_WHAT YOU HAVE TO DO_: Answer with a single number, the count of lines holding the word "ressentons".

BEGIN ENTRIES

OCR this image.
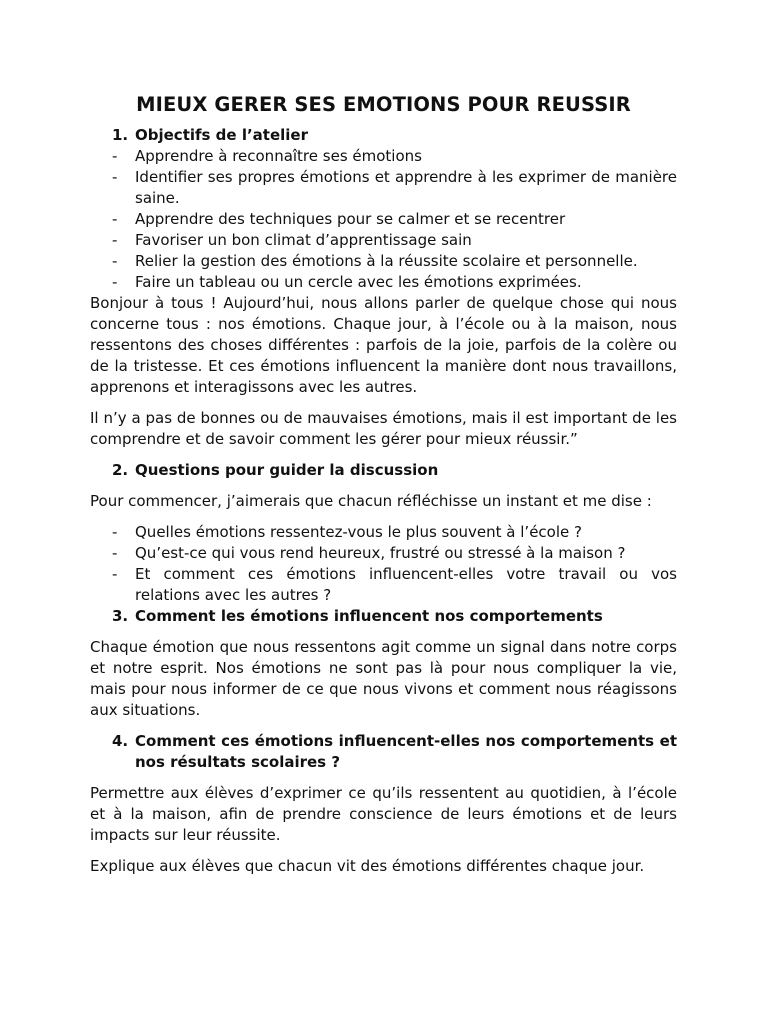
MIEUX GERER SES EMOTIONS POUR REUSSIR
1. Objectifs de l’atelier
- Apprendre à reconnaître ses émotions
- Identifier ses propres émotions et apprendre à les exprimer de manière saine.
- Apprendre des techniques pour se calmer et se recentrer
- Favoriser un bon climat d’apprentissage sain
- Relier la gestion des émotions à la réussite scolaire et personnelle.
- Faire un tableau ou un cercle avec les émotions exprimées.

Bonjour à tous ! Aujourd’hui, nous allons parler de quelque chose qui nous concerne tous : nos émotions. Chaque jour, à l’école ou à la maison, nous ressentons des choses différentes : parfois de la joie, parfois de la colère ou de la tristesse. Et ces émotions influencent la manière dont nous travaillons, apprenons et interagissons avec les autres.

Il n’y a pas de bonnes ou de mauvaises émotions, mais il est important de les comprendre et de savoir comment les gérer pour mieux réussir.”

2. Questions pour guider la discussion

Pour commencer, j’aimerais que chacun réfléchisse un instant et me dise :

- Quelles émotions ressentez-vous le plus souvent à l’école ?
- Qu’est-ce qui vous rend heureux, frustré ou stressé à la maison ?
- Et comment ces émotions influencent-elles votre travail ou vos relations avec les autres ?
3. Comment les émotions influencent nos comportements

Chaque émotion que nous ressentons agit comme un signal dans notre corps et notre esprit. Nos émotions ne sont pas là pour nous compliquer la vie, mais pour nous informer de ce que nous vivons et comment nous réagissons aux situations.

4. Comment ces émotions influencent-elles nos comportements et nos résultats scolaires ?

Permettre aux élèves d’exprimer ce qu’ils ressentent au quotidien, à l’école et à la maison, afin de prendre conscience de leurs émotions et de leurs impacts sur leur réussite.

Explique aux élèves que chacun vit des émotions différentes chaque jour.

END ENTRIES

_SOLUTION_: 2